### EXERCISE BRIEF
Could you copy every line from the material below in which "KRAKEN" appears?

### DATA EXCERPTS
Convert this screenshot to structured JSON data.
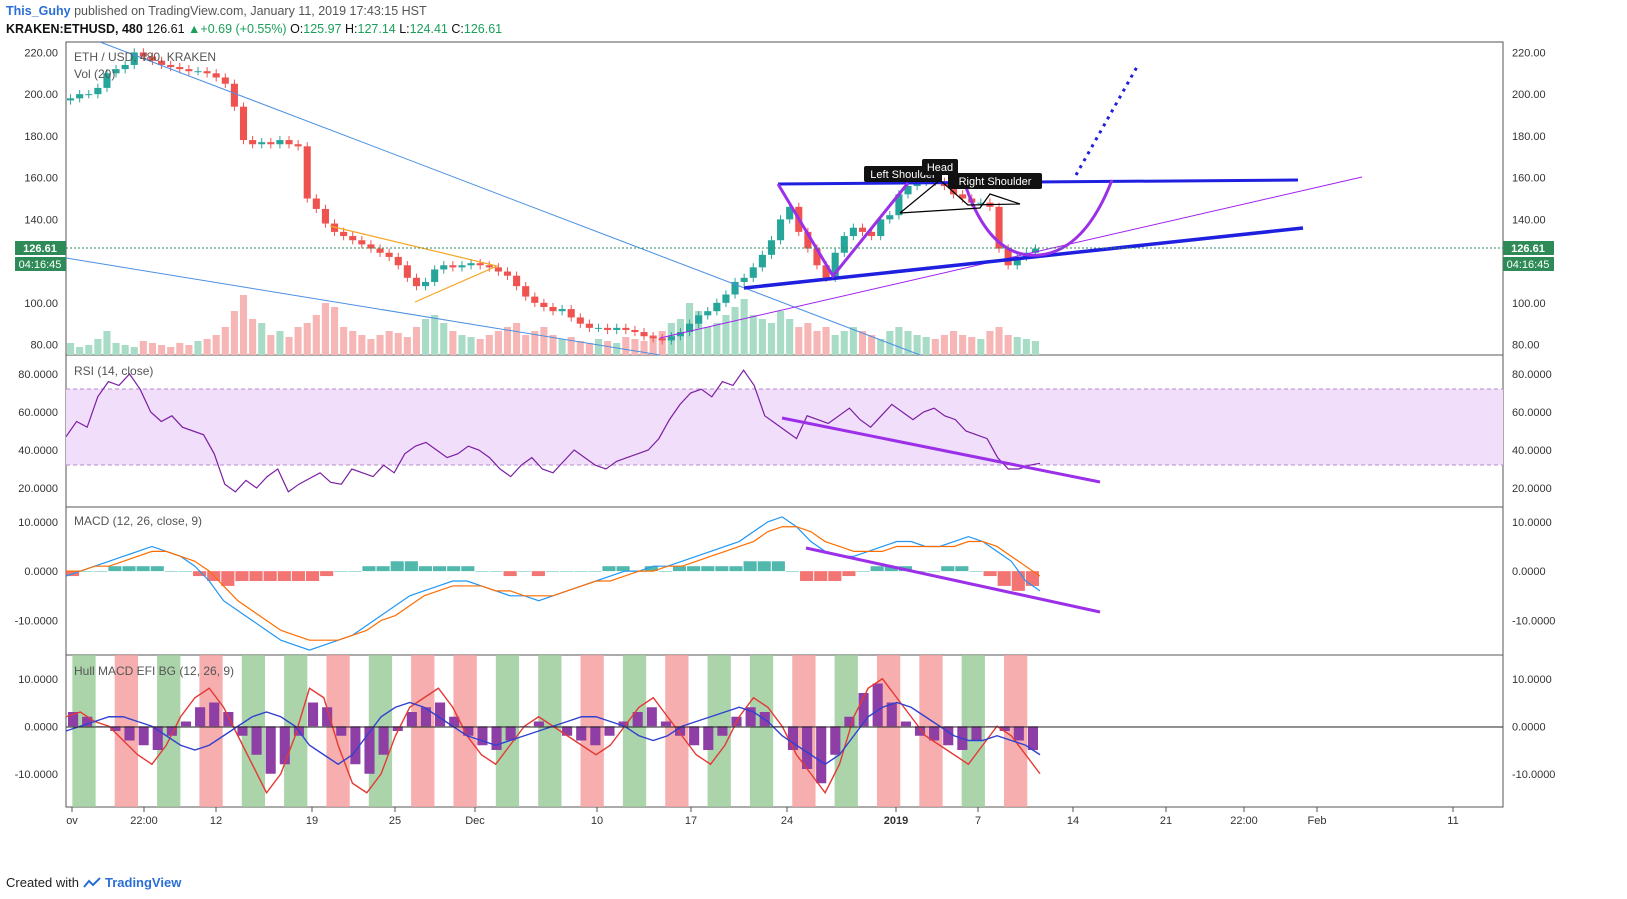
{
  "header": {
    "author": "This_Guhy",
    "published_text": "published on TradingView.com, January 11, 2019 17:43:15 HST",
    "symbol": "KRAKEN:ETHUSD, 480",
    "last": "126.61",
    "change": "+0.69 (+0.55%)",
    "open": "125.97",
    "high": "127.14",
    "low": "124.41",
    "close": "126.61"
  },
  "footer": {
    "created_with": "Created with",
    "brand": "TradingView"
  },
  "chart_data": [
    {
      "type": "candlestick",
      "title": "ETH / USD, 480, KRAKEN",
      "subtitle": "Vol (20)",
      "y_ticks": [
        "220.00",
        "200.00",
        "180.00",
        "160.00",
        "140.00",
        "120.00",
        "100.00",
        "80.00"
      ],
      "ylim": [
        75,
        225
      ],
      "current_price_label": "126.61",
      "countdown_label": "04:16:45",
      "annotations": [
        "Left Shoulder",
        "Head",
        "Right Shoulder"
      ],
      "close_series": [
        198,
        200,
        200,
        203,
        210,
        212,
        214,
        220,
        218,
        216,
        214,
        213,
        212,
        211,
        211,
        210,
        208,
        205,
        194,
        178,
        176,
        177,
        176,
        178,
        176,
        175,
        150,
        145,
        138,
        134,
        132,
        130,
        128,
        126,
        124,
        122,
        118,
        112,
        108,
        110,
        116,
        118,
        117,
        118,
        119,
        118,
        117,
        115,
        113,
        108,
        103,
        100,
        98,
        96,
        97,
        93,
        90,
        88,
        88,
        87,
        88,
        87,
        86,
        84,
        83,
        82,
        84,
        86,
        90,
        94,
        96,
        100,
        104,
        110,
        112,
        117,
        123,
        130,
        140,
        146,
        134,
        126,
        118,
        112,
        124,
        132,
        136,
        134,
        132,
        140,
        142,
        152,
        156,
        158,
        160,
        158,
        156,
        152,
        150,
        148,
        148,
        146,
        126,
        118,
        122,
        124,
        126
      ],
      "volume_series": [
        6,
        4,
        5,
        8,
        12,
        6,
        5,
        4,
        7,
        6,
        5,
        4,
        6,
        5,
        7,
        8,
        10,
        14,
        22,
        30,
        18,
        16,
        10,
        12,
        9,
        14,
        16,
        20,
        26,
        24,
        14,
        12,
        10,
        8,
        10,
        12,
        11,
        9,
        14,
        18,
        20,
        16,
        12,
        10,
        9,
        8,
        10,
        12,
        14,
        16,
        10,
        12,
        14,
        10,
        8,
        9,
        7,
        6,
        8,
        7,
        6,
        9,
        8,
        7,
        10,
        12,
        16,
        18,
        26,
        22,
        14,
        16,
        20,
        24,
        28,
        20,
        18,
        16,
        22,
        18,
        14,
        16,
        12,
        14,
        10,
        12,
        14,
        12,
        10,
        8,
        12,
        14,
        12,
        10,
        9,
        8,
        10,
        12,
        10,
        9,
        8,
        12,
        14,
        10,
        9,
        8,
        7
      ]
    },
    {
      "type": "line",
      "title": "RSI (14, close)",
      "y_ticks": [
        "80.0000",
        "60.0000",
        "40.0000",
        "20.0000"
      ],
      "ylim": [
        10,
        90
      ],
      "band": [
        30,
        70
      ],
      "values": [
        47,
        55,
        52,
        68,
        76,
        74,
        80,
        72,
        60,
        55,
        58,
        52,
        50,
        48,
        38,
        22,
        18,
        24,
        20,
        26,
        30,
        18,
        22,
        25,
        28,
        23,
        22,
        30,
        28,
        26,
        32,
        28,
        38,
        42,
        44,
        40,
        36,
        38,
        42,
        40,
        36,
        30,
        26,
        32,
        36,
        30,
        28,
        34,
        40,
        36,
        32,
        30,
        34,
        36,
        38,
        40,
        46,
        56,
        64,
        70,
        72,
        68,
        76,
        74,
        82,
        74,
        58,
        54,
        50,
        46,
        58,
        56,
        54,
        58,
        62,
        56,
        52,
        58,
        64,
        60,
        56,
        60,
        62,
        58,
        56,
        50,
        48,
        46,
        36,
        30,
        30,
        32,
        33
      ]
    },
    {
      "type": "line",
      "title": "MACD (12, 26, close, 9)",
      "y_ticks": [
        "10.0000",
        "0.0000",
        "-10.0000"
      ],
      "ylim": [
        -17,
        13
      ],
      "macd": [
        -1,
        0,
        1,
        2,
        3,
        4,
        5,
        4,
        3,
        1,
        -2,
        -6,
        -8,
        -10,
        -12,
        -14,
        -15,
        -16,
        -15,
        -14,
        -13,
        -11,
        -9,
        -7,
        -5,
        -4,
        -3,
        -2,
        -2,
        -3,
        -4,
        -5,
        -5,
        -6,
        -5,
        -4,
        -3,
        -2,
        -1,
        0,
        0,
        1,
        1,
        2,
        3,
        4,
        5,
        6,
        8,
        10,
        11,
        9,
        6,
        4,
        3,
        3,
        4,
        5,
        6,
        6,
        5,
        5,
        6,
        7,
        6,
        4,
        2,
        -2,
        -4
      ],
      "signal": [
        0,
        0,
        1,
        1,
        2,
        3,
        4,
        4,
        3,
        2,
        0,
        -3,
        -6,
        -8,
        -10,
        -12,
        -13,
        -14,
        -14,
        -14,
        -13,
        -12,
        -10,
        -9,
        -7,
        -5,
        -4,
        -3,
        -3,
        -3,
        -4,
        -4,
        -5,
        -5,
        -5,
        -4,
        -3,
        -2,
        -2,
        -1,
        0,
        0,
        1,
        1,
        2,
        3,
        4,
        5,
        6,
        8,
        9,
        9,
        8,
        6,
        5,
        4,
        4,
        4,
        5,
        5,
        5,
        5,
        5,
        6,
        6,
        5,
        3,
        1,
        -1
      ],
      "histogram": [
        -1,
        0,
        0,
        1,
        1,
        1,
        1,
        0,
        0,
        -1,
        -2,
        -3,
        -2,
        -2,
        -2,
        -2,
        -2,
        -2,
        -1,
        0,
        0,
        1,
        1,
        2,
        2,
        1,
        1,
        1,
        1,
        0,
        0,
        -1,
        0,
        -1,
        0,
        0,
        0,
        0,
        1,
        1,
        0,
        1,
        0,
        1,
        1,
        1,
        1,
        1,
        2,
        2,
        2,
        0,
        -2,
        -2,
        -2,
        -1,
        0,
        1,
        1,
        1,
        0,
        0,
        1,
        1,
        0,
        -1,
        -3,
        -4,
        -3
      ]
    },
    {
      "type": "line",
      "title": "Hull MACD EFI BG (12, 26, 9)",
      "y_ticks": [
        "10.0000",
        "0.0000",
        "-10.0000"
      ],
      "ylim": [
        -17,
        15
      ],
      "hull_red": [
        2,
        3,
        1,
        0,
        -3,
        -6,
        -8,
        -4,
        2,
        6,
        8,
        4,
        -2,
        -8,
        -14,
        -10,
        -2,
        8,
        6,
        -4,
        -12,
        -14,
        -10,
        -2,
        4,
        6,
        8,
        4,
        -2,
        -6,
        -8,
        -4,
        0,
        2,
        0,
        -2,
        -4,
        -6,
        -4,
        0,
        4,
        6,
        2,
        -2,
        -6,
        -8,
        -4,
        2,
        6,
        4,
        0,
        -6,
        -10,
        -14,
        -8,
        2,
        8,
        10,
        6,
        2,
        -2,
        -4,
        -6,
        -8,
        -4,
        0,
        -2,
        -6,
        -10
      ],
      "hull_blue": [
        -1,
        0,
        1,
        2,
        2,
        1,
        0,
        -2,
        -4,
        -5,
        -4,
        -2,
        0,
        2,
        3,
        2,
        0,
        -4,
        -6,
        -8,
        -6,
        -2,
        2,
        4,
        5,
        4,
        2,
        0,
        -2,
        -3,
        -4,
        -3,
        -2,
        -1,
        0,
        1,
        2,
        2,
        1,
        0,
        -2,
        -3,
        -2,
        0,
        1,
        2,
        3,
        4,
        3,
        1,
        -2,
        -4,
        -6,
        -8,
        -6,
        -2,
        2,
        4,
        5,
        4,
        2,
        0,
        -2,
        -3,
        -3,
        -2,
        -3,
        -4,
        -6
      ],
      "bars": [
        3,
        2,
        0,
        -1,
        -3,
        -4,
        -5,
        -2,
        1,
        4,
        5,
        3,
        -2,
        -6,
        -10,
        -8,
        -2,
        5,
        4,
        -2,
        -8,
        -10,
        -6,
        -1,
        3,
        4,
        5,
        2,
        -2,
        -4,
        -5,
        -3,
        0,
        1,
        0,
        -2,
        -3,
        -4,
        -2,
        1,
        3,
        4,
        1,
        -2,
        -4,
        -5,
        -2,
        2,
        4,
        3,
        0,
        -5,
        -9,
        -12,
        -6,
        2,
        7,
        9,
        5,
        1,
        -2,
        -3,
        -4,
        -5,
        -3,
        0,
        -1,
        -3,
        -5
      ],
      "bg_bands": [
        "green",
        "red",
        "green",
        "red",
        "green",
        "green",
        "red",
        "green",
        "red",
        "red",
        "green",
        "green",
        "red",
        "green",
        "red",
        "green",
        "green",
        "red",
        "green",
        "red",
        "red",
        "green",
        "red"
      ]
    }
  ],
  "x_ticks": [
    "ov",
    "22:00",
    "12",
    "19",
    "25",
    "Dec",
    "10",
    "17",
    "24",
    "2019",
    "7",
    "14",
    "21",
    "22:00",
    "Feb",
    "11"
  ]
}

### EXERCISE OUTPUT
    "symbol": "KRAKEN:ETHUSD, 480",
      "title": "ETH / USD, 480, KRAKEN",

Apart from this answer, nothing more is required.